> Exercise: Exactly as they appear, output all of the entries.

> Source material:
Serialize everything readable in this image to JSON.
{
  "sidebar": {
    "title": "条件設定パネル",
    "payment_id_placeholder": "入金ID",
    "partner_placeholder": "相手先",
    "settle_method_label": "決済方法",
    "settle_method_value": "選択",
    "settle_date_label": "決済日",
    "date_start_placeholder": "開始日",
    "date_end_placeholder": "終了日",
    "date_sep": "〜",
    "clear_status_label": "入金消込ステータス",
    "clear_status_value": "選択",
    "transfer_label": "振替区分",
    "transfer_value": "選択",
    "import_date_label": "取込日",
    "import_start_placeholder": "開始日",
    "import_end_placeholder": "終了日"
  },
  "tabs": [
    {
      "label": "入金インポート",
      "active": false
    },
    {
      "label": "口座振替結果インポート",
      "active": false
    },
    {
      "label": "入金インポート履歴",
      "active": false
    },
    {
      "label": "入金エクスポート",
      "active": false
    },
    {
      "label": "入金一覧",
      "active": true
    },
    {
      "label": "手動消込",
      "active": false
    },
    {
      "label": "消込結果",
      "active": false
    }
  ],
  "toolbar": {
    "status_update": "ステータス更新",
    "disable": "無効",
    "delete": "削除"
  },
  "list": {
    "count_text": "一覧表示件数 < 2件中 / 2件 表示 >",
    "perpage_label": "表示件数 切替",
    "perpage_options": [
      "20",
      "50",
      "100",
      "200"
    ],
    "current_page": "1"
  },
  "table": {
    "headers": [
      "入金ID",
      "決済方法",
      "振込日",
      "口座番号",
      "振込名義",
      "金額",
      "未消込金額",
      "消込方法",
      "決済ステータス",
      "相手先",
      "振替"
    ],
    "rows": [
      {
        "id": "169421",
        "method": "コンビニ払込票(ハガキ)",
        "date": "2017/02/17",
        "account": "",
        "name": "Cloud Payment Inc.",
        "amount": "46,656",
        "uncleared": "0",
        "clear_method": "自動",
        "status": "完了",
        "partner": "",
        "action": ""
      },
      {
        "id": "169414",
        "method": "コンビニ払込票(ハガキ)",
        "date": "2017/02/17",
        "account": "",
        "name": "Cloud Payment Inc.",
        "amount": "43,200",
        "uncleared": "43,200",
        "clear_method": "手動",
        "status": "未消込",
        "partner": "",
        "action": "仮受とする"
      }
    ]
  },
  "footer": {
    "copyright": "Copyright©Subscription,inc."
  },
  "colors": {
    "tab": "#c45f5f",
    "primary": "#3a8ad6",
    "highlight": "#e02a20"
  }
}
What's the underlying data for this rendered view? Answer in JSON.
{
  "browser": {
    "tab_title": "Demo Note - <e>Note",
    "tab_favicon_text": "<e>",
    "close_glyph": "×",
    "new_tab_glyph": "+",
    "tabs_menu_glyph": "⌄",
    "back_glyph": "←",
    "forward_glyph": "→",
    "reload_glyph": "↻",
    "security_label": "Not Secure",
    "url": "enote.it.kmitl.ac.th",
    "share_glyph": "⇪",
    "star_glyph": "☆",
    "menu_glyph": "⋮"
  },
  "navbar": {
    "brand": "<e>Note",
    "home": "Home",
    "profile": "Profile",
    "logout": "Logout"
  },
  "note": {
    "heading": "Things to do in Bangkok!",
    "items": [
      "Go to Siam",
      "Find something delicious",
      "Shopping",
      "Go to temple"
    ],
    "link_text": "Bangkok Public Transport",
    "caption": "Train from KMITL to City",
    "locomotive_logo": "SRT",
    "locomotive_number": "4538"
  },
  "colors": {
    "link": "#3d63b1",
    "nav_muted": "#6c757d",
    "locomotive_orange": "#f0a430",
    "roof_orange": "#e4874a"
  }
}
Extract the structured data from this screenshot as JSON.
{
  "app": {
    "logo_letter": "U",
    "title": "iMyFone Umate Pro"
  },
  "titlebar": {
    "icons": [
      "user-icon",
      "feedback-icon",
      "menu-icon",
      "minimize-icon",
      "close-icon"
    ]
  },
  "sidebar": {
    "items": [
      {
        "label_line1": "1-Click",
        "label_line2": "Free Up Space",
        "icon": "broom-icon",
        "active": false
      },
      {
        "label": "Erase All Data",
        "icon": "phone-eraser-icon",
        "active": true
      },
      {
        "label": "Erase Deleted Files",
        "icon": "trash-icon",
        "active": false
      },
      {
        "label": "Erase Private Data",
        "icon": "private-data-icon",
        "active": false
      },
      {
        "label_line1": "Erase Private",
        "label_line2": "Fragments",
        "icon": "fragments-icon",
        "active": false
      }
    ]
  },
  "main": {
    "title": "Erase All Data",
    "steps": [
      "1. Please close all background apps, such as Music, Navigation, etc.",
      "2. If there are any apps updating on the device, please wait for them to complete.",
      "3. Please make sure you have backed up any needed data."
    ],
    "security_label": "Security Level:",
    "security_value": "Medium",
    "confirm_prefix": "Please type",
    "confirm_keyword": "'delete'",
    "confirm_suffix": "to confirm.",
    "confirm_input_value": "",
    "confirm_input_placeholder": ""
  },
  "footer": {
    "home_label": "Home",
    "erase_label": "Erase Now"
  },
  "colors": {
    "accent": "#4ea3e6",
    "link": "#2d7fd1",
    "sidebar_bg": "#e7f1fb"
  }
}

> Result for this task:
Serialize everything readable in this image to JSON.
{
  "sidebar": {
    "title": "条件設定パネル",
    "payment_id_placeholder": "入金ID",
    "partner_placeholder": "相手先",
    "settle_method_label": "決済方法",
    "settle_method_value": "選択",
    "settle_date_label": "決済日",
    "date_start_placeholder": "開始日",
    "date_end_placeholder": "終了日",
    "date_sep": "〜",
    "clear_status_label": "入金消込ステータス",
    "clear_status_value": "選択",
    "transfer_label": "振替区分",
    "transfer_value": "選択",
    "import_date_label": "取込日",
    "import_start_placeholder": "開始日",
    "import_end_placeholder": "終了日"
  },
  "tabs": [
    {
      "label": "入金インポート",
      "active": false
    },
    {
      "label": "口座振替結果インポート",
      "active": false
    },
    {
      "label": "入金インポート履歴",
      "active": false
    },
    {
      "label": "入金エクスポート",
      "active": false
    },
    {
      "label": "入金一覧",
      "active": true
    },
    {
      "label": "手動消込",
      "active": false
    },
    {
      "label": "消込結果",
      "active": false
    }
  ],
  "toolbar": {
    "status_update": "ステータス更新",
    "disable": "無効",
    "delete": "削除"
  },
  "list": {
    "count_text": "一覧表示件数 < 2件中 / 2件 表示 >",
    "perpage_label": "表示件数 切替",
    "perpage_options": [
      "20",
      "50",
      "100",
      "200"
    ],
    "current_page": "1"
  },
  "table": {
    "headers": [
      "入金ID",
      "決済方法",
      "振込日",
      "口座番号",
      "振込名義",
      "金額",
      "未消込金額",
      "消込方法",
      "決済ステータス",
      "相手先",
      "振替"
    ],
    "rows": [
      {
        "id": "169421",
        "method": "コンビニ払込票(ハガキ)",
        "date": "2017/02/17",
        "account": "",
        "name": "Cloud Payment Inc.",
        "amount": "46,656",
        "uncleared": "0",
        "clear_method": "自動",
        "status": "完了",
        "partner": "",
        "action": ""
      },
      {
        "id": "169414",
        "method": "コンビニ払込票(ハガキ)",
        "date": "2017/02/17",
        "account": "",
        "name": "Cloud Payment Inc.",
        "amount": "43,200",
        "uncleared": "43,200",
        "clear_method": "手動",
        "status": "未消込",
        "partner": "",
        "action": "仮受とする"
      }
    ]
  },
  "footer": {
    "copyright": "Copyright©Subscription,inc."
  },
  "colors": {
    "tab": "#c45f5f",
    "primary": "#3a8ad6",
    "highlight": "#e02a20"
  }
}
What's the underlying data for this rendered view? Answer in JSON.
{
  "browser": {
    "tab_title": "Demo Note - <e>Note",
    "tab_favicon_text": "<e>",
    "close_glyph": "×",
    "new_tab_glyph": "+",
    "tabs_menu_glyph": "⌄",
    "back_glyph": "←",
    "forward_glyph": "→",
    "reload_glyph": "↻",
    "security_label": "Not Secure",
    "url": "enote.it.kmitl.ac.th",
    "share_glyph": "⇪",
    "star_glyph": "☆",
    "menu_glyph": "⋮"
  },
  "navbar": {
    "brand": "<e>Note",
    "home": "Home",
    "profile": "Profile",
    "logout": "Logout"
  },
  "note": {
    "heading": "Things to do in Bangkok!",
    "items": [
      "Go to Siam",
      "Find something delicious",
      "Shopping",
      "Go to temple"
    ],
    "link_text": "Bangkok Public Transport",
    "caption": "Train from KMITL to City",
    "locomotive_logo": "SRT",
    "locomotive_number": "4538"
  },
  "colors": {
    "link": "#3d63b1",
    "nav_muted": "#6c757d",
    "locomotive_orange": "#f0a430",
    "roof_orange": "#e4874a"
  }
}
Extract the structured data from this screenshot as JSON.
{
  "app": {
    "logo_letter": "U",
    "title": "iMyFone Umate Pro"
  },
  "titlebar": {
    "icons": [
      "user-icon",
      "feedback-icon",
      "menu-icon",
      "minimize-icon",
      "close-icon"
    ]
  },
  "sidebar": {
    "items": [
      {
        "label_line1": "1-Click",
        "label_line2": "Free Up Space",
        "icon": "broom-icon",
        "active": false
      },
      {
        "label": "Erase All Data",
        "icon": "phone-eraser-icon",
        "active": true
      },
      {
        "label": "Erase Deleted Files",
        "icon": "trash-icon",
        "active": false
      },
      {
        "label": "Erase Private Data",
        "icon": "private-data-icon",
        "active": false
      },
      {
        "label_line1": "Erase Private",
        "label_line2": "Fragments",
        "icon": "fragments-icon",
        "active": false
      }
    ]
  },
  "main": {
    "title": "Erase All Data",
    "steps": [
      "1. Please close all background apps, such as Music, Navigation, etc.",
      "2. If there are any apps updating on the device, please wait for them to complete.",
      "3. Please make sure you have backed up any needed data."
    ],
    "security_label": "Security Level:",
    "security_value": "Medium",
    "confirm_prefix": "Please type",
    "confirm_keyword": "'delete'",
    "confirm_suffix": "to confirm.",
    "confirm_input_value": "",
    "confirm_input_placeholder": ""
  },
  "footer": {
    "home_label": "Home",
    "erase_label": "Erase Now"
  },
  "colors": {
    "accent": "#4ea3e6",
    "link": "#2d7fd1",
    "sidebar_bg": "#e7f1fb"
  }
}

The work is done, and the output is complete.